▸ Task to carry out
Scan the data below and report how many lines include the word "content". Nothing else is wanted.

▸ Task inputs
=====

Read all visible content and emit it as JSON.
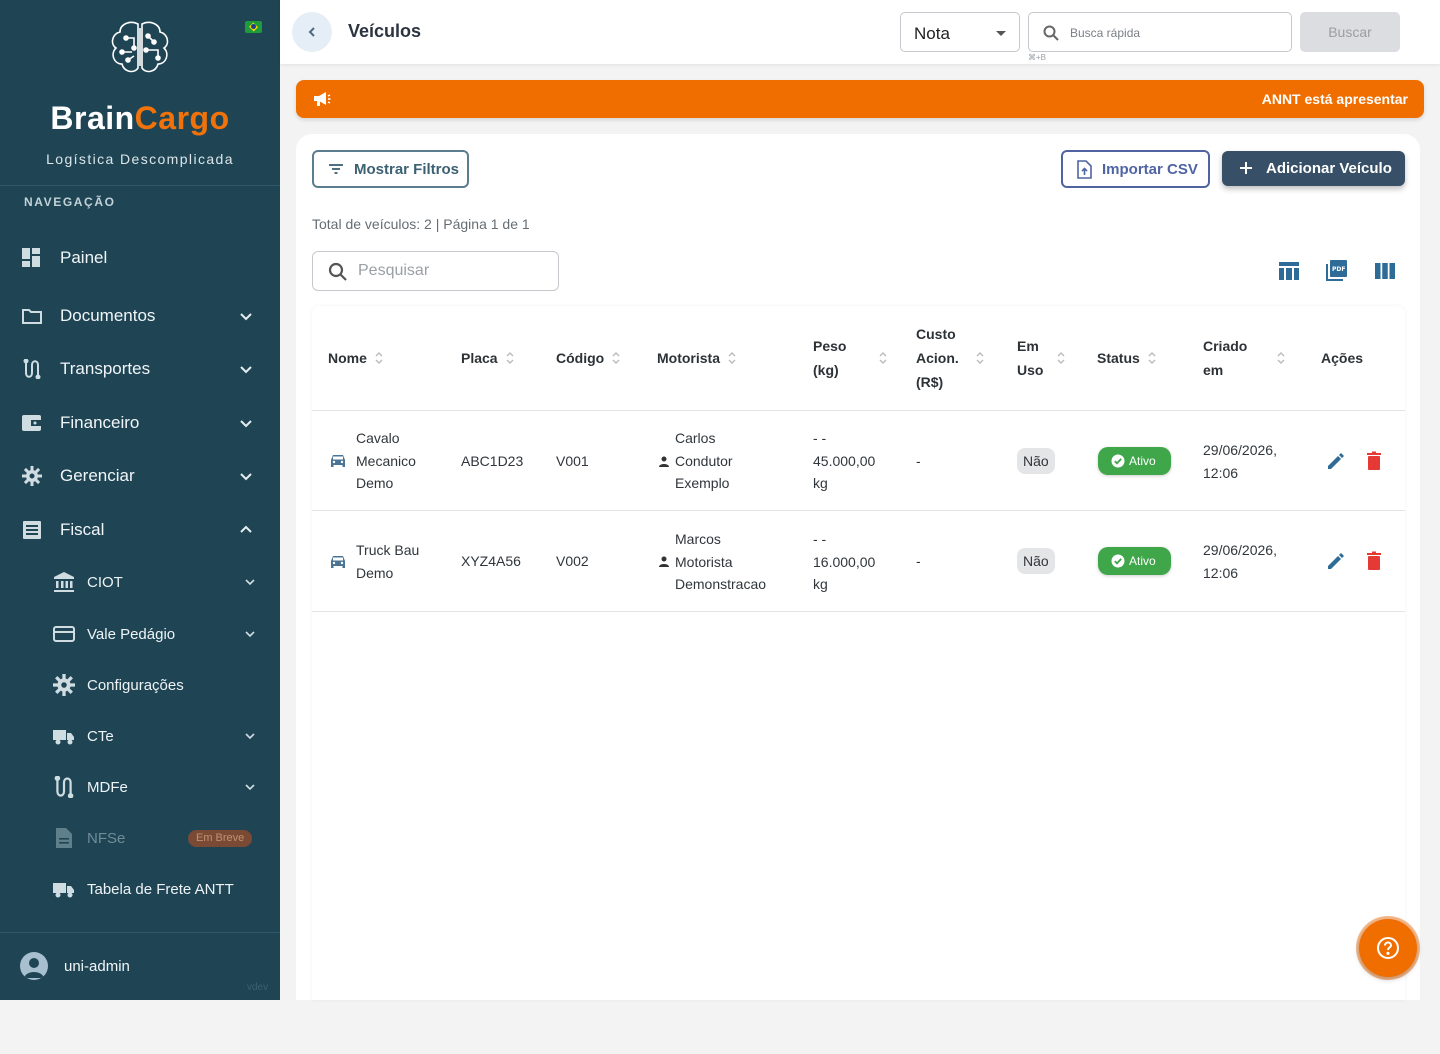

=====

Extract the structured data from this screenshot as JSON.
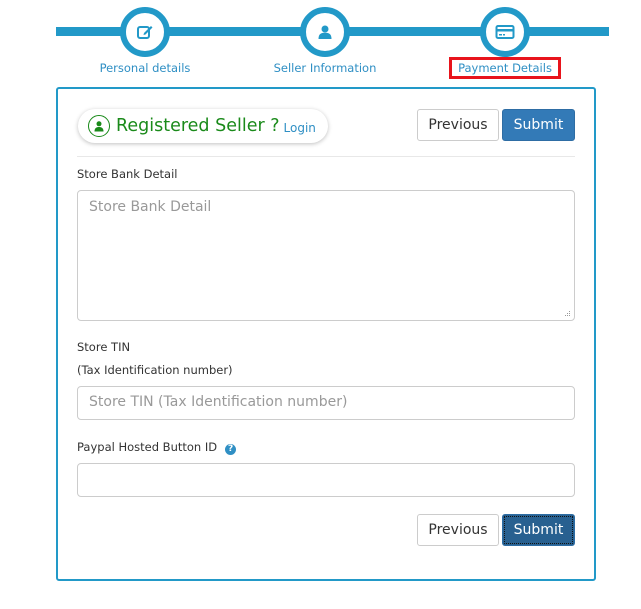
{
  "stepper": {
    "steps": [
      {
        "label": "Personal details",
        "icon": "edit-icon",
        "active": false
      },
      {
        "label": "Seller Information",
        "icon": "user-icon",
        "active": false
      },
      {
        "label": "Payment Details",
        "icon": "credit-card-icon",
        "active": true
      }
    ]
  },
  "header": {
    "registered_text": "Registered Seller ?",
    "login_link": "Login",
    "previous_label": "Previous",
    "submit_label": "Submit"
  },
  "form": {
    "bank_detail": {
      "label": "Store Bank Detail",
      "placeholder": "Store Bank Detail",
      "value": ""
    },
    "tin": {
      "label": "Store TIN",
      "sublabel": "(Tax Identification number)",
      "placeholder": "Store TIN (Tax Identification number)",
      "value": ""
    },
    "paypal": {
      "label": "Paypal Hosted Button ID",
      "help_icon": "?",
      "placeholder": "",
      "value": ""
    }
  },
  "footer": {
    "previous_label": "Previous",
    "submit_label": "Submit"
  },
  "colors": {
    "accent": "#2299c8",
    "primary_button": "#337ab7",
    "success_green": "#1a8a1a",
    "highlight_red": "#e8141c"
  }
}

=====

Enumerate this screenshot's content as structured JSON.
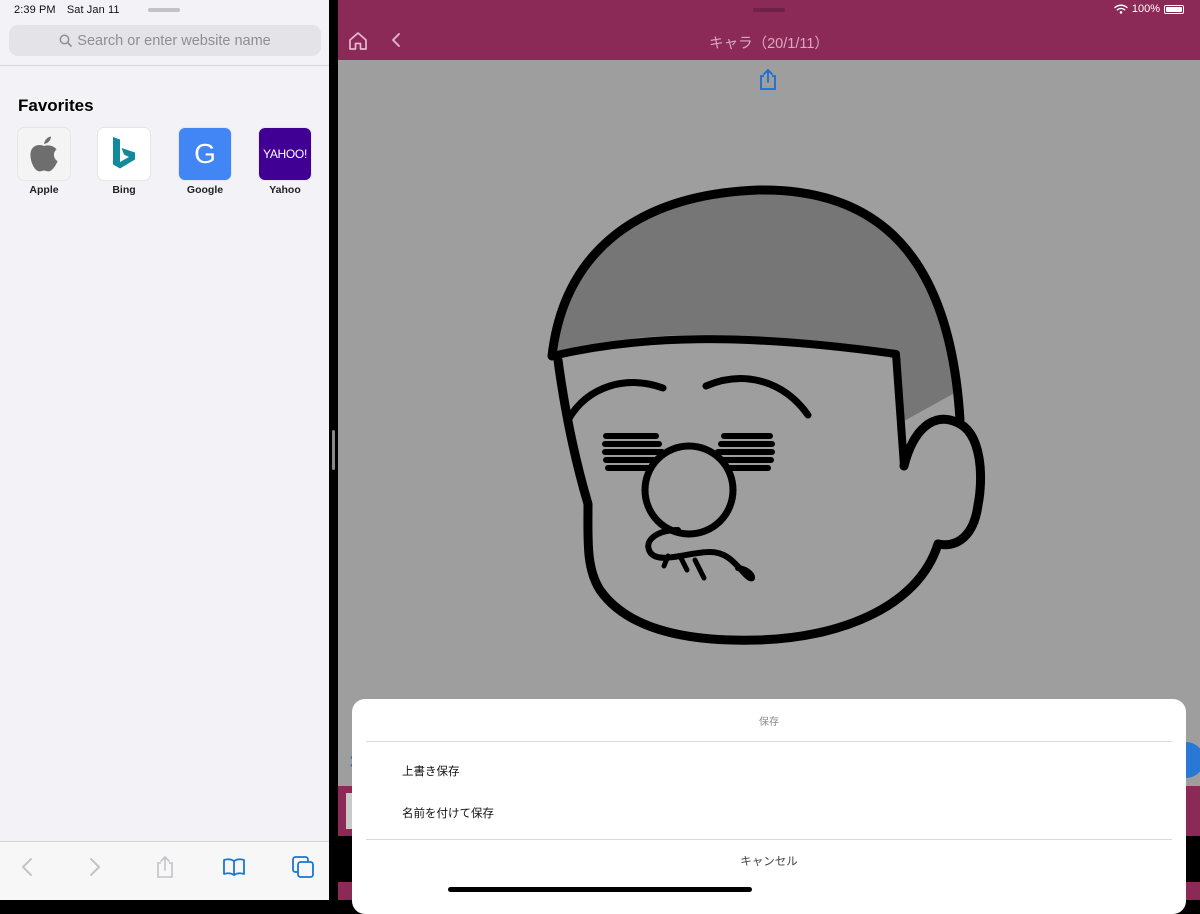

=====

▸ Solution to the exercise
2